- Task directions: Show each line of the listing below that contains the string "BESIII", copying every matching line in full. The match is case-sensitive.

--- start of Entries provided ---

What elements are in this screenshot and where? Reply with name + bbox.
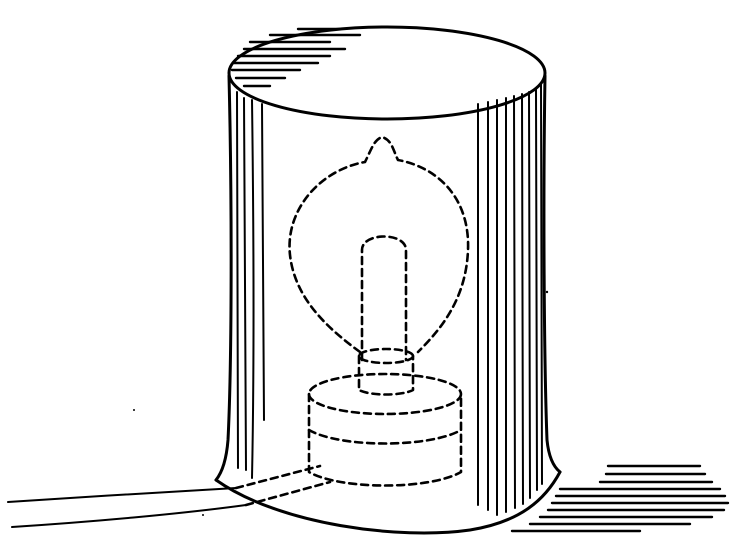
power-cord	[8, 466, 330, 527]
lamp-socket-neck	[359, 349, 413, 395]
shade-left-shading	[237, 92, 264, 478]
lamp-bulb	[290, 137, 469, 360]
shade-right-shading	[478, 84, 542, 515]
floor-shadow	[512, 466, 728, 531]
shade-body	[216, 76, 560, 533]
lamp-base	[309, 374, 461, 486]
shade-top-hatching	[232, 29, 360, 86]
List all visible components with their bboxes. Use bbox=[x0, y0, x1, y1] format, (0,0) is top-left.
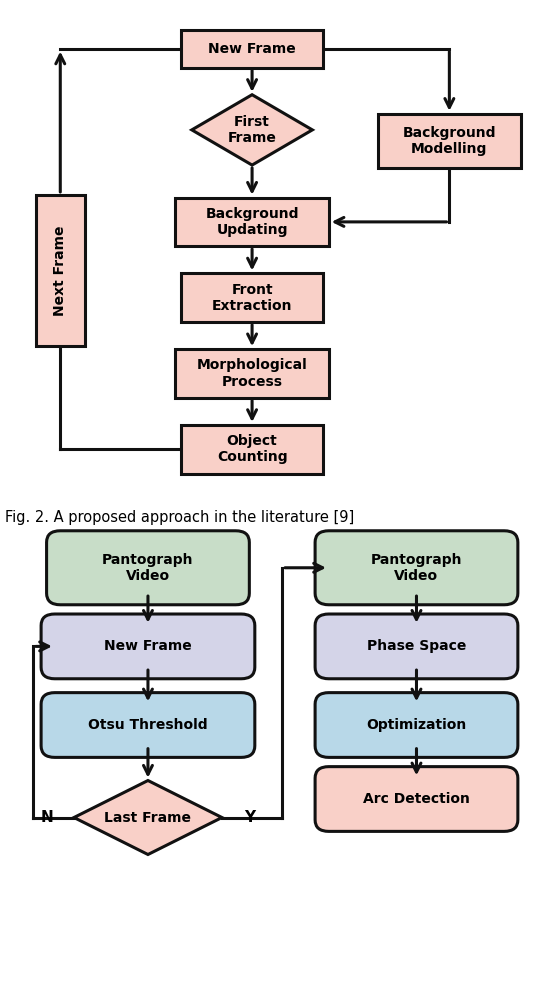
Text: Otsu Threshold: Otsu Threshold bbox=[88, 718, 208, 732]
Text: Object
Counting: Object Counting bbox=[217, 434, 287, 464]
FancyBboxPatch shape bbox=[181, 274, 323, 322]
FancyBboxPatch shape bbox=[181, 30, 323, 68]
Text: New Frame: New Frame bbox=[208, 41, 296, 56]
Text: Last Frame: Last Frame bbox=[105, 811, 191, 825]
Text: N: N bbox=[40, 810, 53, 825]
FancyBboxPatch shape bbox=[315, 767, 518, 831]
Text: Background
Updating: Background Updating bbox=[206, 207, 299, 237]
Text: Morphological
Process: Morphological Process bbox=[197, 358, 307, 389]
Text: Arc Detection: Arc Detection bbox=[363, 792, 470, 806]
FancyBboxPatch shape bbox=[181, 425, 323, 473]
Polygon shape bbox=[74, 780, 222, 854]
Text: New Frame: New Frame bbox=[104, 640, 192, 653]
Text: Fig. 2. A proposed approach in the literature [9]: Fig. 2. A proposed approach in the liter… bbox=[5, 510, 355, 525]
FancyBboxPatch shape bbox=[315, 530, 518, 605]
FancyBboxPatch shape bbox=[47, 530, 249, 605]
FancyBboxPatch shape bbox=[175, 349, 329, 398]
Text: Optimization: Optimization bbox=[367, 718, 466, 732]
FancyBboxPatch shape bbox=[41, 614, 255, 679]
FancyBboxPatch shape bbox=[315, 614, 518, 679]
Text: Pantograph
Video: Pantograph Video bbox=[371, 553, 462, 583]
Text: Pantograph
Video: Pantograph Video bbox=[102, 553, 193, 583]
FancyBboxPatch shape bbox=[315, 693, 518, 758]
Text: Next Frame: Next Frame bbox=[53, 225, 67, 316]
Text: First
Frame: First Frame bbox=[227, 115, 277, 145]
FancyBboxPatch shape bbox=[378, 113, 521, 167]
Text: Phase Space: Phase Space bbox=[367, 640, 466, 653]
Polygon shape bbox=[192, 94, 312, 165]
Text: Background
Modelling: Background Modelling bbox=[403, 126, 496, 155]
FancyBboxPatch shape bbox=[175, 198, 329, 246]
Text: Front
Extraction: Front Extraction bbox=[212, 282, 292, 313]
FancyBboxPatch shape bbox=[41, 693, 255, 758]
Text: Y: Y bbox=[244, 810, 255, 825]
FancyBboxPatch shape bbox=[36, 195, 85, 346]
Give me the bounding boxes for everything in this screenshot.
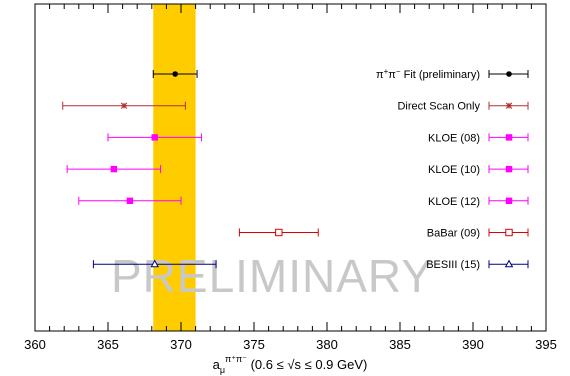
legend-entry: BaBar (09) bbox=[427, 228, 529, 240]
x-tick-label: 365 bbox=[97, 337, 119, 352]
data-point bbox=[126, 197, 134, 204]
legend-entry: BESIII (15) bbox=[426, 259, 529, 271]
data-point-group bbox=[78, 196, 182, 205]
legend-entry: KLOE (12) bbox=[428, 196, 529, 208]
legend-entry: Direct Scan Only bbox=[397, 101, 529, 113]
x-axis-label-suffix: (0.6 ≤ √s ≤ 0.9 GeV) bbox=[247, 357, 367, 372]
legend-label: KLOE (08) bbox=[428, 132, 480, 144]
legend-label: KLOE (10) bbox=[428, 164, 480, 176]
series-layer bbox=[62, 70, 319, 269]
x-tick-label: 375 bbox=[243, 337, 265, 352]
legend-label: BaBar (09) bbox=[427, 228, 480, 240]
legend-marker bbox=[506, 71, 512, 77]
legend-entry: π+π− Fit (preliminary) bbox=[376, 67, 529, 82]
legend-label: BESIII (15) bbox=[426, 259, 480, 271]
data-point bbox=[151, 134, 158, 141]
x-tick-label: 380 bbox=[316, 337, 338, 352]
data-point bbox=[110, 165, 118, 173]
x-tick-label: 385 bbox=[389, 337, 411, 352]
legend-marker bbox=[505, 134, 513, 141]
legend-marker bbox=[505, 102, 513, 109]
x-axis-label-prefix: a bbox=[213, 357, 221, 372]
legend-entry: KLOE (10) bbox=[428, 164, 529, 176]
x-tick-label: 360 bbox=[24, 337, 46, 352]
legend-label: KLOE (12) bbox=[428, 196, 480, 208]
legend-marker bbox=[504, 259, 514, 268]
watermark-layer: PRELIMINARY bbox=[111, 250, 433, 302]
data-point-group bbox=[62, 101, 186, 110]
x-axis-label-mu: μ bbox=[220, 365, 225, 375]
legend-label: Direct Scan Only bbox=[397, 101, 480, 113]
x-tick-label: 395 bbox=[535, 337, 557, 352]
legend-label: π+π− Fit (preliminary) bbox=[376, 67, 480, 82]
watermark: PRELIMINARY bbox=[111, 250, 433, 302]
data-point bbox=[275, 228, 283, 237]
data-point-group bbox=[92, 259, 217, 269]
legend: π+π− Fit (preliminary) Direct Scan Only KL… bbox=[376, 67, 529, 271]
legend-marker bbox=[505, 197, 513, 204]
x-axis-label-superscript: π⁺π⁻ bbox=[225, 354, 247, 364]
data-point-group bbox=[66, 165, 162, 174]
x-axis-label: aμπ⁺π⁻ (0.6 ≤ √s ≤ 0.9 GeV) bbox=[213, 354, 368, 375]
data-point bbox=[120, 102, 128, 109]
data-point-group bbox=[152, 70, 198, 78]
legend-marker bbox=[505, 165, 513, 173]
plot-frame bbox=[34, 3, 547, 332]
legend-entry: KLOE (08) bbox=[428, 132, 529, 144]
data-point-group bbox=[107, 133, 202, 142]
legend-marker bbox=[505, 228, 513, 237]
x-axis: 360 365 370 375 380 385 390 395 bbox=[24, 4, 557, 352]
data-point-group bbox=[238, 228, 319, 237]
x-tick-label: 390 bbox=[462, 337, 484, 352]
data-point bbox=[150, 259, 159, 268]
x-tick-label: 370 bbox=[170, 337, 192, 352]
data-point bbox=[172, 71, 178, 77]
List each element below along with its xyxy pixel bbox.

--- end of Entries provided ---

- Expected answer:
legend-entry: BESIII (15) bbox=[426, 259, 529, 271]
legend-label: BESIII (15) bbox=[426, 259, 480, 271]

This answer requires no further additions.